● What to do
Write each line out again exactly as written.

[Begin Data shown]

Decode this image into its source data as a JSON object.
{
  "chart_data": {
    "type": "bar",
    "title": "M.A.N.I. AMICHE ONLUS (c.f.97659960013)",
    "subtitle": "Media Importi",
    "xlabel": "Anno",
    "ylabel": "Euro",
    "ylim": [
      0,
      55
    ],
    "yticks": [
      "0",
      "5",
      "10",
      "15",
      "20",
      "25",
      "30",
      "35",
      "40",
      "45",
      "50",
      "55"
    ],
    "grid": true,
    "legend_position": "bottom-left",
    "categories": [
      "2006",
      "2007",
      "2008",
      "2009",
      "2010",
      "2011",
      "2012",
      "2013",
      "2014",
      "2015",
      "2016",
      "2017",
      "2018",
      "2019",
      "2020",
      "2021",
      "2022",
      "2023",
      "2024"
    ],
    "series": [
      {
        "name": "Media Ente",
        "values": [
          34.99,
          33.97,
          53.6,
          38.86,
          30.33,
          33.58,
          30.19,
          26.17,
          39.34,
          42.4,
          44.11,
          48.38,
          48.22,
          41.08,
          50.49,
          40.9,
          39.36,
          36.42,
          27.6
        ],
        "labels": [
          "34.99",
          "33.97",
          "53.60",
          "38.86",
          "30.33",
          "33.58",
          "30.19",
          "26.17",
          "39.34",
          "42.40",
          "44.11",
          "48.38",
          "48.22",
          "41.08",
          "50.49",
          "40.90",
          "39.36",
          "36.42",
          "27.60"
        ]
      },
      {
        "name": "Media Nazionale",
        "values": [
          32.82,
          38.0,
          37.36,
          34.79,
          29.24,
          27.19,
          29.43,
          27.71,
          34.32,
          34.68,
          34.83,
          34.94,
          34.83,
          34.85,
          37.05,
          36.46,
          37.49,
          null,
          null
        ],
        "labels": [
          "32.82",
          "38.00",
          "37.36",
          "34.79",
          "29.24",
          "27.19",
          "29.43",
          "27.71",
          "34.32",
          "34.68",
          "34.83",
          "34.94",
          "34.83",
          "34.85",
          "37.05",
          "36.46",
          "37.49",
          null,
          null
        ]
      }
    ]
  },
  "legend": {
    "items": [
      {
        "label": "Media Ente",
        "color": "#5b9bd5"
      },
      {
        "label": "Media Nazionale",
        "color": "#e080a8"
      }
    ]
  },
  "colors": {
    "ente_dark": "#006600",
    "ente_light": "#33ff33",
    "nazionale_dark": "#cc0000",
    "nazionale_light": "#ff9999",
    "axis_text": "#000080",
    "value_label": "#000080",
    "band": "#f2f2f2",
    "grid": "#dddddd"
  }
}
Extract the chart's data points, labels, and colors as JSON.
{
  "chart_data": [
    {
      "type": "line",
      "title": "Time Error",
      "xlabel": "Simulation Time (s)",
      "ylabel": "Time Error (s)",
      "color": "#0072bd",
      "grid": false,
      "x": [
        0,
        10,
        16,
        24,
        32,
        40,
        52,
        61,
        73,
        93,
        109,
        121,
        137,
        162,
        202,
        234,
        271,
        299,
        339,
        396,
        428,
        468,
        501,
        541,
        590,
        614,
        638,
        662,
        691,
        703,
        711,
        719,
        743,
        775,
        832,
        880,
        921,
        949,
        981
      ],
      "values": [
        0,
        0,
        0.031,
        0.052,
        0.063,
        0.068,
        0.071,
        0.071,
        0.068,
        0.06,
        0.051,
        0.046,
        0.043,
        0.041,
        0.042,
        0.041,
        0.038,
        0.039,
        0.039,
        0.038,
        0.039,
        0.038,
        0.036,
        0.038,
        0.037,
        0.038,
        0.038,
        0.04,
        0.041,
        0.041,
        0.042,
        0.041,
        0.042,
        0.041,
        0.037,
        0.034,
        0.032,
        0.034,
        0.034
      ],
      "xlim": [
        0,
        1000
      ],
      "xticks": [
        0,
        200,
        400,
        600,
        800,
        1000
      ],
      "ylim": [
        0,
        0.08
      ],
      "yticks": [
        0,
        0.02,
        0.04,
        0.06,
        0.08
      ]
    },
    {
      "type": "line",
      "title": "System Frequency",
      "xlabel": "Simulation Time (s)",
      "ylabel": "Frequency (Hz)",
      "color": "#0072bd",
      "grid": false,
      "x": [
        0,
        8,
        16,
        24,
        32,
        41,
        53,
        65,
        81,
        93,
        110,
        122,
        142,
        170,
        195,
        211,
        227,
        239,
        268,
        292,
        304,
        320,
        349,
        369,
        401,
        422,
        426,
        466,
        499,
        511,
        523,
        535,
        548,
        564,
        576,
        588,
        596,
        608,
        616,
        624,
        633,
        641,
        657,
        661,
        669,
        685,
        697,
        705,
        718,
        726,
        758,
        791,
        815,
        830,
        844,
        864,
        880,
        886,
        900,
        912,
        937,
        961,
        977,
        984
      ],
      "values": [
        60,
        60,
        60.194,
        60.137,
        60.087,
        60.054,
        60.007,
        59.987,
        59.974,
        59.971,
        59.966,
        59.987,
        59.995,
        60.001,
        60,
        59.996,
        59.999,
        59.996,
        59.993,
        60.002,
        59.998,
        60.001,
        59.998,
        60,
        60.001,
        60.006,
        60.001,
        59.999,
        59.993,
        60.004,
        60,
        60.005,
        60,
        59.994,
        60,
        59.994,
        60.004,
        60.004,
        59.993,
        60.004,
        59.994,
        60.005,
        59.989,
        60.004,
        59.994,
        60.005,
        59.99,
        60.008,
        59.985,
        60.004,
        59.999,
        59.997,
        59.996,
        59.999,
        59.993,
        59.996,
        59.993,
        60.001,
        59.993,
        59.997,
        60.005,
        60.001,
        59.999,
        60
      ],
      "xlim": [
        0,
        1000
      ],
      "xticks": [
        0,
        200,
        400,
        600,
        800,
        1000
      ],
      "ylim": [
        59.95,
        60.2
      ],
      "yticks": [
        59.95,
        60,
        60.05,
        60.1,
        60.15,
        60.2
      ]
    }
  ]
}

[End Data shown]

● Solution
Decode this image into its source data as a JSON object.
{
  "chart_data": {
    "type": "bar",
    "title": "M.A.N.I. AMICHE ONLUS (c.f.97659960013)",
    "subtitle": "Media Importi",
    "xlabel": "Anno",
    "ylabel": "Euro",
    "ylim": [
      0,
      55
    ],
    "yticks": [
      "0",
      "5",
      "10",
      "15",
      "20",
      "25",
      "30",
      "35",
      "40",
      "45",
      "50",
      "55"
    ],
    "grid": true,
    "legend_position": "bottom-left",
    "categories": [
      "2006",
      "2007",
      "2008",
      "2009",
      "2010",
      "2011",
      "2012",
      "2013",
      "2014",
      "2015",
      "2016",
      "2017",
      "2018",
      "2019",
      "2020",
      "2021",
      "2022",
      "2023",
      "2024"
    ],
    "series": [
      {
        "name": "Media Ente",
        "values": [
          34.99,
          33.97,
          53.6,
          38.86,
          30.33,
          33.58,
          30.19,
          26.17,
          39.34,
          42.4,
          44.11,
          48.38,
          48.22,
          41.08,
          50.49,
          40.9,
          39.36,
          36.42,
          27.6
        ],
        "labels": [
          "34.99",
          "33.97",
          "53.60",
          "38.86",
          "30.33",
          "33.58",
          "30.19",
          "26.17",
          "39.34",
          "42.40",
          "44.11",
          "48.38",
          "48.22",
          "41.08",
          "50.49",
          "40.90",
          "39.36",
          "36.42",
          "27.60"
        ]
      },
      {
        "name": "Media Nazionale",
        "values": [
          32.82,
          38.0,
          37.36,
          34.79,
          29.24,
          27.19,
          29.43,
          27.71,
          34.32,
          34.68,
          34.83,
          34.94,
          34.83,
          34.85,
          37.05,
          36.46,
          37.49,
          null,
          null
        ],
        "labels": [
          "32.82",
          "38.00",
          "37.36",
          "34.79",
          "29.24",
          "27.19",
          "29.43",
          "27.71",
          "34.32",
          "34.68",
          "34.83",
          "34.94",
          "34.83",
          "34.85",
          "37.05",
          "36.46",
          "37.49",
          null,
          null
        ]
      }
    ]
  },
  "legend": {
    "items": [
      {
        "label": "Media Ente",
        "color": "#5b9bd5"
      },
      {
        "label": "Media Nazionale",
        "color": "#e080a8"
      }
    ]
  },
  "colors": {
    "ente_dark": "#006600",
    "ente_light": "#33ff33",
    "nazionale_dark": "#cc0000",
    "nazionale_light": "#ff9999",
    "axis_text": "#000080",
    "value_label": "#000080",
    "band": "#f2f2f2",
    "grid": "#dddddd"
  }
}
Extract the chart's data points, labels, and colors as JSON.
{
  "chart_data": [
    {
      "type": "line",
      "title": "Time Error",
      "xlabel": "Simulation Time (s)",
      "ylabel": "Time Error (s)",
      "color": "#0072bd",
      "grid": false,
      "x": [
        0,
        10,
        16,
        24,
        32,
        40,
        52,
        61,
        73,
        93,
        109,
        121,
        137,
        162,
        202,
        234,
        271,
        299,
        339,
        396,
        428,
        468,
        501,
        541,
        590,
        614,
        638,
        662,
        691,
        703,
        711,
        719,
        743,
        775,
        832,
        880,
        921,
        949,
        981
      ],
      "values": [
        0,
        0,
        0.031,
        0.052,
        0.063,
        0.068,
        0.071,
        0.071,
        0.068,
        0.06,
        0.051,
        0.046,
        0.043,
        0.041,
        0.042,
        0.041,
        0.038,
        0.039,
        0.039,
        0.038,
        0.039,
        0.038,
        0.036,
        0.038,
        0.037,
        0.038,
        0.038,
        0.04,
        0.041,
        0.041,
        0.042,
        0.041,
        0.042,
        0.041,
        0.037,
        0.034,
        0.032,
        0.034,
        0.034
      ],
      "xlim": [
        0,
        1000
      ],
      "xticks": [
        0,
        200,
        400,
        600,
        800,
        1000
      ],
      "ylim": [
        0,
        0.08
      ],
      "yticks": [
        0,
        0.02,
        0.04,
        0.06,
        0.08
      ]
    },
    {
      "type": "line",
      "title": "System Frequency",
      "xlabel": "Simulation Time (s)",
      "ylabel": "Frequency (Hz)",
      "color": "#0072bd",
      "grid": false,
      "x": [
        0,
        8,
        16,
        24,
        32,
        41,
        53,
        65,
        81,
        93,
        110,
        122,
        142,
        170,
        195,
        211,
        227,
        239,
        268,
        292,
        304,
        320,
        349,
        369,
        401,
        422,
        426,
        466,
        499,
        511,
        523,
        535,
        548,
        564,
        576,
        588,
        596,
        608,
        616,
        624,
        633,
        641,
        657,
        661,
        669,
        685,
        697,
        705,
        718,
        726,
        758,
        791,
        815,
        830,
        844,
        864,
        880,
        886,
        900,
        912,
        937,
        961,
        977,
        984
      ],
      "values": [
        60,
        60,
        60.194,
        60.137,
        60.087,
        60.054,
        60.007,
        59.987,
        59.974,
        59.971,
        59.966,
        59.987,
        59.995,
        60.001,
        60,
        59.996,
        59.999,
        59.996,
        59.993,
        60.002,
        59.998,
        60.001,
        59.998,
        60,
        60.001,
        60.006,
        60.001,
        59.999,
        59.993,
        60.004,
        60,
        60.005,
        60,
        59.994,
        60,
        59.994,
        60.004,
        60.004,
        59.993,
        60.004,
        59.994,
        60.005,
        59.989,
        60.004,
        59.994,
        60.005,
        59.99,
        60.008,
        59.985,
        60.004,
        59.999,
        59.997,
        59.996,
        59.999,
        59.993,
        59.996,
        59.993,
        60.001,
        59.993,
        59.997,
        60.005,
        60.001,
        59.999,
        60
      ],
      "xlim": [
        0,
        1000
      ],
      "xticks": [
        0,
        200,
        400,
        600,
        800,
        1000
      ],
      "ylim": [
        59.95,
        60.2
      ],
      "yticks": [
        59.95,
        60,
        60.05,
        60.1,
        60.15,
        60.2
      ]
    }
  ]
}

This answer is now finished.